● Exercise task
Work out the number of lines with the word "изделия" in the material below, then reply with that number only.
§ §
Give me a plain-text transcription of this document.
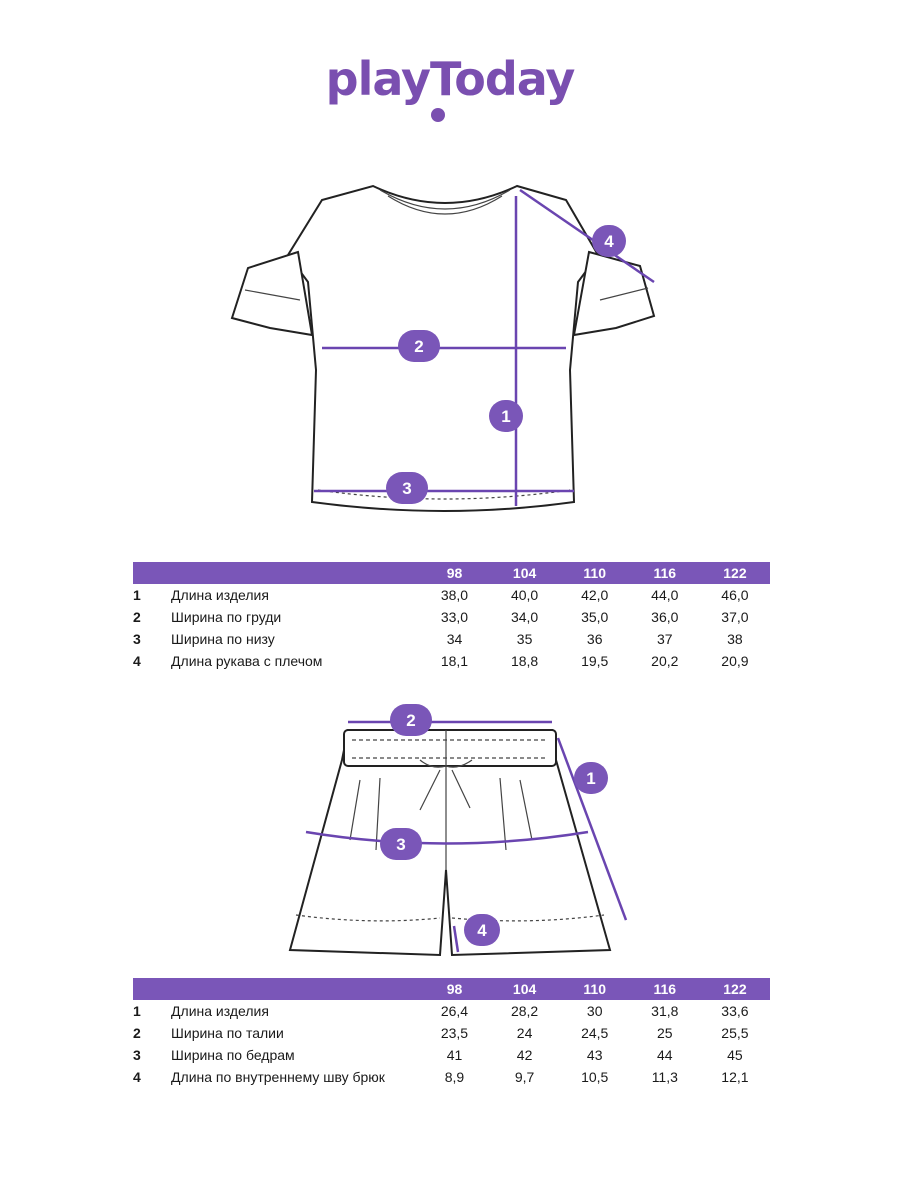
playToday
1
2
3
4
		98	104	110	116	122
1	Длина изделия	38,0	40,0	42,0	44,0	46,0
2	Ширина по груди	33,0	34,0	35,0	36,0	37,0
3	Ширина по низу	34	35	36	37	38
4	Длина рукава с плечом	18,1	18,8	19,5	20,2	20,9
1
2
3
4
		98	104	110	116	122
1	Длина изделия	26,4	28,2	30	31,8	33,6
2	Ширина по талии	23,5	24	24,5	25	25,5
3	Ширина по бедрам	41	42	43	44	45
4	Длина по внутреннему шву брюк	8,9	9,7	10,5	11,3	12,1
§ §
● Result
2